Stored records
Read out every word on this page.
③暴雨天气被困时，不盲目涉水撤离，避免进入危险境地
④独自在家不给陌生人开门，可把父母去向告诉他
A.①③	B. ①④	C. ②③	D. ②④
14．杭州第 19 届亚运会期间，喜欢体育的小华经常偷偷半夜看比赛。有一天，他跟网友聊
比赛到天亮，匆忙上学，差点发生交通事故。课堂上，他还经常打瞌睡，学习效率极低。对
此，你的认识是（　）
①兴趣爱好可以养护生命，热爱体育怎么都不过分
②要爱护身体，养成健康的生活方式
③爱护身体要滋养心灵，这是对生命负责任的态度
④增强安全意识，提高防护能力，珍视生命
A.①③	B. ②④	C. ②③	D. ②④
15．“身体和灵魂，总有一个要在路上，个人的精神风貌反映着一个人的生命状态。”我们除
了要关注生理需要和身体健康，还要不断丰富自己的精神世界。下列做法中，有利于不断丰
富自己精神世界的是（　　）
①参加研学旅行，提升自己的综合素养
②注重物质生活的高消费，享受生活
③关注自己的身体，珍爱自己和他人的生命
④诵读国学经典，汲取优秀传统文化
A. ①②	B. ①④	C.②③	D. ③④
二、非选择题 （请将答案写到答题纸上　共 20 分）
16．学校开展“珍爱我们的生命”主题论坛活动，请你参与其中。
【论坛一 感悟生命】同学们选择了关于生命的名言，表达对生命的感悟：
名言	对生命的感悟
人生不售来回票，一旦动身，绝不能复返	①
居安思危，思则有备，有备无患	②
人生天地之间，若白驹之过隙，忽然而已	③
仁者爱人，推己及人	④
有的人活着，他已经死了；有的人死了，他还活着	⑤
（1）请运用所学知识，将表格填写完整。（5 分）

- **TASK TO COMPLETE**
Hand back the material above in full, exactly as written.

- **RESULT BELOW**
Read out every word on this page.
③暴雨天气被困时，不盲目涉水撤离，避免进入危险境地
④独自在家不给陌生人开门，可把父母去向告诉他
A.①③	B. ①④	C. ②③	D. ②④
14．杭州第 19 届亚运会期间，喜欢体育的小华经常偷偷半夜看比赛。有一天，他跟网友聊
比赛到天亮，匆忙上学，差点发生交通事故。课堂上，他还经常打瞌睡，学习效率极低。对
此，你的认识是（　）
①兴趣爱好可以养护生命，热爱体育怎么都不过分
②要爱护身体，养成健康的生活方式
③爱护身体要滋养心灵，这是对生命负责任的态度
④增强安全意识，提高防护能力，珍视生命
A.①③	B. ②④	C. ②③	D. ②④
15．“身体和灵魂，总有一个要在路上，个人的精神风貌反映着一个人的生命状态。”我们除
了要关注生理需要和身体健康，还要不断丰富自己的精神世界。下列做法中，有利于不断丰
富自己精神世界的是（　　）
①参加研学旅行，提升自己的综合素养
②注重物质生活的高消费，享受生活
③关注自己的身体，珍爱自己和他人的生命
④诵读国学经典，汲取优秀传统文化
A. ①②	B. ①④	C.②③	D. ③④
二、非选择题 （请将答案写到答题纸上　共 20 分）
16．学校开展“珍爱我们的生命”主题论坛活动，请你参与其中。
【论坛一 感悟生命】同学们选择了关于生命的名言，表达对生命的感悟：
名言	对生命的感悟
人生不售来回票，一旦动身，绝不能复返	①
居安思危，思则有备，有备无患	②
人生天地之间，若白驹之过隙，忽然而已	③
仁者爱人，推己及人	④
有的人活着，他已经死了；有的人死了，他还活着	⑤
（1）请运用所学知识，将表格填写完整。（5 分）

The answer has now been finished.